Part of a data file
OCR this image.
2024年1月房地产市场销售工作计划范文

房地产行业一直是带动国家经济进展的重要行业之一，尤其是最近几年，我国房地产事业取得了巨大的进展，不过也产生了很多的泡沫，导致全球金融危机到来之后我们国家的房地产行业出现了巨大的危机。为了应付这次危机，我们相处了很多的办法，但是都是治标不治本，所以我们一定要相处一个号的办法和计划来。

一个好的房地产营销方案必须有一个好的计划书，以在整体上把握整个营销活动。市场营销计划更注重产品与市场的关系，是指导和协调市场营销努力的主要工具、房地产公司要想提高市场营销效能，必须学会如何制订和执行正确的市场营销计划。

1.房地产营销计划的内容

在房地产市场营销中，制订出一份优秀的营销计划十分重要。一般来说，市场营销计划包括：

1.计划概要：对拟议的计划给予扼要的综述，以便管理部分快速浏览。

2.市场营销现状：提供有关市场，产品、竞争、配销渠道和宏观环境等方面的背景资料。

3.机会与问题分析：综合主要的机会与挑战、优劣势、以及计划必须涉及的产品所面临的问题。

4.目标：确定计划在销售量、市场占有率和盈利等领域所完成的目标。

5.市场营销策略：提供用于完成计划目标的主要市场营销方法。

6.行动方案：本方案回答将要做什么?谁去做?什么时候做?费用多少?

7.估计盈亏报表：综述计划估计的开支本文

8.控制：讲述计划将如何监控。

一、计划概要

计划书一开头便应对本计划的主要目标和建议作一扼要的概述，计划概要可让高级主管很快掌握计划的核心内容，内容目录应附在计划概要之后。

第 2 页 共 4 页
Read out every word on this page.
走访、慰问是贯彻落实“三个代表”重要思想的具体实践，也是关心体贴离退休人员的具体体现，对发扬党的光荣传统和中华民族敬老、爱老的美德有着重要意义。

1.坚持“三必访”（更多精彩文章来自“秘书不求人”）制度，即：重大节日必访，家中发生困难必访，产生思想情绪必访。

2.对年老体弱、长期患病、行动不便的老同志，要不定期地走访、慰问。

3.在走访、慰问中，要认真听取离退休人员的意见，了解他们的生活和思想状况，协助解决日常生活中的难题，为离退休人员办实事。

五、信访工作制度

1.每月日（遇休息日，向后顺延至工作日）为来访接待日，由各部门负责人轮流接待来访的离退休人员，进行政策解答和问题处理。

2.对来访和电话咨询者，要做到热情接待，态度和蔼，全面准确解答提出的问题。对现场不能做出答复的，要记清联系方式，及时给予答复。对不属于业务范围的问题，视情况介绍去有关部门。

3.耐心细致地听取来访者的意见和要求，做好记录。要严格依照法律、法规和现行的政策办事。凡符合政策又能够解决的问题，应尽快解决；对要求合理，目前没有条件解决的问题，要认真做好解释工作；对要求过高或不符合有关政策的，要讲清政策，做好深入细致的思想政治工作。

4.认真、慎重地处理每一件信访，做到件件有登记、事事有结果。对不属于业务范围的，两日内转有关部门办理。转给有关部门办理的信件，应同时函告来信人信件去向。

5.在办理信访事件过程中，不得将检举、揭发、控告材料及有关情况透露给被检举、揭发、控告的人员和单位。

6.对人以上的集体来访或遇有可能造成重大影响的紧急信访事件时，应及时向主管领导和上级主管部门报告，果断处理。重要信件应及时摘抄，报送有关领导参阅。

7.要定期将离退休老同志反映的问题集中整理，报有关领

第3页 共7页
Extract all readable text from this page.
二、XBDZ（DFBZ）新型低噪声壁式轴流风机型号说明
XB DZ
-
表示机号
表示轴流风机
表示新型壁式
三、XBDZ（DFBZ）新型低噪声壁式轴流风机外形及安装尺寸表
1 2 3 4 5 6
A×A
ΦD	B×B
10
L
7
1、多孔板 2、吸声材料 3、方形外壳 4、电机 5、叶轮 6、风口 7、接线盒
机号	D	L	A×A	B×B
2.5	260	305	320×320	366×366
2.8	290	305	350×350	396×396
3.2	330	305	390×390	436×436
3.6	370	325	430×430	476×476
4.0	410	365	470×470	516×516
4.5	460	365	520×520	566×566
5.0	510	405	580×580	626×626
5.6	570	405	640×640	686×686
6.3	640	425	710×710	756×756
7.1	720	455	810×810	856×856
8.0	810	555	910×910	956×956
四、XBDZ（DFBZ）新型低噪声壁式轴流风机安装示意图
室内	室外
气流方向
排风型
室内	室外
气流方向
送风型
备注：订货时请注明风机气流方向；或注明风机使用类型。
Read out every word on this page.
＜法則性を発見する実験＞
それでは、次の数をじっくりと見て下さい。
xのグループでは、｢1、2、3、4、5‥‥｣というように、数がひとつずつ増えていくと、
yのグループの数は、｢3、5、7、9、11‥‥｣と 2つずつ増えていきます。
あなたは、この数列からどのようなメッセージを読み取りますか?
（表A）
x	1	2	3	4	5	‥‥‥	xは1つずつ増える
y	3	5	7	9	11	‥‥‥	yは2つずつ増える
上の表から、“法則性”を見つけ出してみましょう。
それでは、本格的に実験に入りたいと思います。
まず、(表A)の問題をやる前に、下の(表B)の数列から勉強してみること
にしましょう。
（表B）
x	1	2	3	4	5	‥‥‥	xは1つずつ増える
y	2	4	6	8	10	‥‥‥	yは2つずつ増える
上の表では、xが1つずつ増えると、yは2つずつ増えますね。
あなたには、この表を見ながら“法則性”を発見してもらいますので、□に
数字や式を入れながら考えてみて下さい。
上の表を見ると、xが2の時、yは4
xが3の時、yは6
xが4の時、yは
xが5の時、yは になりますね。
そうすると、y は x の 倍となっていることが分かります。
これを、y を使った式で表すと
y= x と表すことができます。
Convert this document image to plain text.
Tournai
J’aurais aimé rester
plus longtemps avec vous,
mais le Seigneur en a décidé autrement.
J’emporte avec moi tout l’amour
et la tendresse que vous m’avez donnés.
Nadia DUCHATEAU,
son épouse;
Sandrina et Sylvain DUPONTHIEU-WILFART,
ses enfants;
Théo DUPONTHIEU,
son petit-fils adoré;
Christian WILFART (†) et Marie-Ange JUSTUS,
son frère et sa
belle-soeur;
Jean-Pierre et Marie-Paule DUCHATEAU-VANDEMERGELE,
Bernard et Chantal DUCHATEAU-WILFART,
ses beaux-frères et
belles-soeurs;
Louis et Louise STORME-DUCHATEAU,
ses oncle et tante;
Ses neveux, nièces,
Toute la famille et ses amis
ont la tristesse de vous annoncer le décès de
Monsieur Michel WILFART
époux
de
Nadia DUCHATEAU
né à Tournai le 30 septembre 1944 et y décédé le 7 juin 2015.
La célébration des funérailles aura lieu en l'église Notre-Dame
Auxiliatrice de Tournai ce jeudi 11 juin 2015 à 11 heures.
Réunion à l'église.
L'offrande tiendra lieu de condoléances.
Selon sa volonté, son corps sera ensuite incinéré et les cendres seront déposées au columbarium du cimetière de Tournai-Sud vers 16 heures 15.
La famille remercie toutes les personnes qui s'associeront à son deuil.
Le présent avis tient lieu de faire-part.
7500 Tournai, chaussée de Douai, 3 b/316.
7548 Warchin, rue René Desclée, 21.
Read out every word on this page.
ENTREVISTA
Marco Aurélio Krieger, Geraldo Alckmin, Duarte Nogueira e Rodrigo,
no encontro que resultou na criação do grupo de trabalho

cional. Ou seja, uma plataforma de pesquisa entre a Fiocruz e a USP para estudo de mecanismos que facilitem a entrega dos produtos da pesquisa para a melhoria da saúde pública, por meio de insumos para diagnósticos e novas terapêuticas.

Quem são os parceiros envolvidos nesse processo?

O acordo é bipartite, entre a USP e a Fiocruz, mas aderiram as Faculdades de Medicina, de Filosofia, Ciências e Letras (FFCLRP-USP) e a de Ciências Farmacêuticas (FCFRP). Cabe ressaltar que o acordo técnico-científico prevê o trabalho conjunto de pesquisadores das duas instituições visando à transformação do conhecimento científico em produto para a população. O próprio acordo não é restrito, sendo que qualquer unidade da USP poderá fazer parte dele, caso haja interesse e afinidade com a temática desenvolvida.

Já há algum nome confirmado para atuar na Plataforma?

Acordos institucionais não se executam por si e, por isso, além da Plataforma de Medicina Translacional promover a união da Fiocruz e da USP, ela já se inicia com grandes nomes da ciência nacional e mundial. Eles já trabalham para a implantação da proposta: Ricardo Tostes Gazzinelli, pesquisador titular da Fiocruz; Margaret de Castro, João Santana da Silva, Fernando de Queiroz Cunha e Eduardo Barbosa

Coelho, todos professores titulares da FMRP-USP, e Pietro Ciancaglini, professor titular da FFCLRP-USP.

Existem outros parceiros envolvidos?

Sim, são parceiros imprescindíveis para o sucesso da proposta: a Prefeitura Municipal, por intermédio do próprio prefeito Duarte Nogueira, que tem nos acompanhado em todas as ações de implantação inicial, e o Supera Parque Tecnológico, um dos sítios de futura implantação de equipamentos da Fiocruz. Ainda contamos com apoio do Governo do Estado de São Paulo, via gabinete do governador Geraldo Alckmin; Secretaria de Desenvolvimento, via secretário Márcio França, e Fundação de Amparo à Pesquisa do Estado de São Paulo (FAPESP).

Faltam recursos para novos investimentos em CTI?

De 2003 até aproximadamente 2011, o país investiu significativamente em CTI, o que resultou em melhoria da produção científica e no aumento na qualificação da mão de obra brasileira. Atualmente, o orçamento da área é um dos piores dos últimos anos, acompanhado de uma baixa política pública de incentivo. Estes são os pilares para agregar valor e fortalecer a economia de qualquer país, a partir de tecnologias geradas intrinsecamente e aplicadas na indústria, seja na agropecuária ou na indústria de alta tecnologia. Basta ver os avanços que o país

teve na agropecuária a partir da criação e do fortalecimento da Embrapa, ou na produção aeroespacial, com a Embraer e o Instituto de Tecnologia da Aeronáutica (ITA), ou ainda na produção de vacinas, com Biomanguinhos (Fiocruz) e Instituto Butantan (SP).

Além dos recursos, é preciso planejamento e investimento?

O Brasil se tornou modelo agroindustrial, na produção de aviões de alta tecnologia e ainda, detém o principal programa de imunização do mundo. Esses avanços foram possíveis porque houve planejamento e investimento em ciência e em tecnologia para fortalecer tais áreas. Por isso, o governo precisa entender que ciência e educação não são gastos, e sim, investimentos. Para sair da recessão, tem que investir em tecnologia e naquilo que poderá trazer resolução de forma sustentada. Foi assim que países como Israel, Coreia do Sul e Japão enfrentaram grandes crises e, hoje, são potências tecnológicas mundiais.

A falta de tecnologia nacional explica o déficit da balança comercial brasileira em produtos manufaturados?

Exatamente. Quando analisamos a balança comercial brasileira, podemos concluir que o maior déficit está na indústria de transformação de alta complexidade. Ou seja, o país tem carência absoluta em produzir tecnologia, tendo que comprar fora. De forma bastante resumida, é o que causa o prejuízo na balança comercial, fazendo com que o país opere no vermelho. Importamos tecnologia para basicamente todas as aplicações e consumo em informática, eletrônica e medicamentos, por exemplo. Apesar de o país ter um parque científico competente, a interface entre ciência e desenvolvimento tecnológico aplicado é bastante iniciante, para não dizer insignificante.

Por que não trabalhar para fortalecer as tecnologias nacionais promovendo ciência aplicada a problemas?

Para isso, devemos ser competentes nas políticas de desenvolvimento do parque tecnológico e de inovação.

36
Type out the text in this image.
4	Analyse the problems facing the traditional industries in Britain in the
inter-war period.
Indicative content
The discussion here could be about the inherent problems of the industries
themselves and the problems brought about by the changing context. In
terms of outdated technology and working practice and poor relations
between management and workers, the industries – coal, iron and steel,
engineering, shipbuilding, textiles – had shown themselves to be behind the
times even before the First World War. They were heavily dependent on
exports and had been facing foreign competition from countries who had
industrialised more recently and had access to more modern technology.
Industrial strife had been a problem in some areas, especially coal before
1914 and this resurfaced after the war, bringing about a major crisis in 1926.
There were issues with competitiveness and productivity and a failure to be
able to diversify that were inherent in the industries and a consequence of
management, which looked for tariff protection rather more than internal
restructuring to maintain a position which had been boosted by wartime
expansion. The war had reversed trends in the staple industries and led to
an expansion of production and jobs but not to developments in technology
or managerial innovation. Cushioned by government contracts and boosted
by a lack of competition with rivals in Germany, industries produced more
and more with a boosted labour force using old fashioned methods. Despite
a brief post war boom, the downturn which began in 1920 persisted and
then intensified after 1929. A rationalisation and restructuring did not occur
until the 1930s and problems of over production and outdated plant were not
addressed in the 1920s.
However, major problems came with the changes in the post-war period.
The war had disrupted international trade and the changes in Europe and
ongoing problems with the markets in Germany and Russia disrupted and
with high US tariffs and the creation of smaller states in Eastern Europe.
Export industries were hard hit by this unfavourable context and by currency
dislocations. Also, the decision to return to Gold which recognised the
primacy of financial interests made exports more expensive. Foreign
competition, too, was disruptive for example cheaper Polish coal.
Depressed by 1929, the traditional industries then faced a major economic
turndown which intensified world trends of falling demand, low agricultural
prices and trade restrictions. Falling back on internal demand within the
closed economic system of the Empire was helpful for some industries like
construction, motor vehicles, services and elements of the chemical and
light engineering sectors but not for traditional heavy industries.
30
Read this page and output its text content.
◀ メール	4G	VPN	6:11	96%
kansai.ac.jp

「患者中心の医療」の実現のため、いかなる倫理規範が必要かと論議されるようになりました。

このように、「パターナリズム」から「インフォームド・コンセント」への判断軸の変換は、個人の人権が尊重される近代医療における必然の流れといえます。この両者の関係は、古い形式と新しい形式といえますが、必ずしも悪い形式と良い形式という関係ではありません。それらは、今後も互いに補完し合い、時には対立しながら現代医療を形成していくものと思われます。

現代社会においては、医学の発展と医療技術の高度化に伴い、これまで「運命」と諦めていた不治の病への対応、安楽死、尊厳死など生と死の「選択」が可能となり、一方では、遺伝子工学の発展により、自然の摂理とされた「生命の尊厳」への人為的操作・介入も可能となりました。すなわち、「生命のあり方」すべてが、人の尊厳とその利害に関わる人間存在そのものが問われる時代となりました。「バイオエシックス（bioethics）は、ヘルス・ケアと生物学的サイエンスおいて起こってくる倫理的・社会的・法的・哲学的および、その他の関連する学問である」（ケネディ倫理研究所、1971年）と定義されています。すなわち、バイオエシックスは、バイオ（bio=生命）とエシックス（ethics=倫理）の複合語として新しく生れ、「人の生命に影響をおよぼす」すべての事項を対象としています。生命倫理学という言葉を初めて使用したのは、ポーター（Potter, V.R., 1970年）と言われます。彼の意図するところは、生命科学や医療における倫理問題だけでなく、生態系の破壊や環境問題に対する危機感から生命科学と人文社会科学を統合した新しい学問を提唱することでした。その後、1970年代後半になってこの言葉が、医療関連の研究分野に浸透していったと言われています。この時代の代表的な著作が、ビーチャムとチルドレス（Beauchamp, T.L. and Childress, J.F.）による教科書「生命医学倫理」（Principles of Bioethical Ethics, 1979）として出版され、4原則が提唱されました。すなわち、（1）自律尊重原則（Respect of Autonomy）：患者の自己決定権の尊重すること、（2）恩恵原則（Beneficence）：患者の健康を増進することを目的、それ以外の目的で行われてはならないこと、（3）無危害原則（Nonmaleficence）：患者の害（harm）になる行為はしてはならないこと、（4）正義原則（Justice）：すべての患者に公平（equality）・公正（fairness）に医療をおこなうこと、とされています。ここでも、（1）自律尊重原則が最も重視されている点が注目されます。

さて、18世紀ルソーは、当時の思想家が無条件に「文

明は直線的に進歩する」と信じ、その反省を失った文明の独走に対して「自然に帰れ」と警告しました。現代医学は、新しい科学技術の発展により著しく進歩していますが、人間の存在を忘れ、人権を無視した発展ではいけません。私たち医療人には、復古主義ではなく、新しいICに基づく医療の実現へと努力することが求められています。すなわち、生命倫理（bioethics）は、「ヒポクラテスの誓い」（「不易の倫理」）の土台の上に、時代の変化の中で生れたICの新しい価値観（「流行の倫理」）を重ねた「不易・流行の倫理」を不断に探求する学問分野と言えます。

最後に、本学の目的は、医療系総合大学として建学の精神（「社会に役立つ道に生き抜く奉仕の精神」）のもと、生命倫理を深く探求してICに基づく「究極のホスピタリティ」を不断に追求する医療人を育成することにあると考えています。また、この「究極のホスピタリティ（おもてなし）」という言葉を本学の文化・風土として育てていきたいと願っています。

= Your goal =
Pull every line containing the word "heures" out of the material and copy it.

= The result =
Auxiliatrice de Tournai ce jeudi 11 juin 2015 à 11 heures.
Selon sa volonté, son corps sera ensuite incinéré et les cendres seront déposées au columbarium du cimetière de Tournai-Sud vers 16 heures 15.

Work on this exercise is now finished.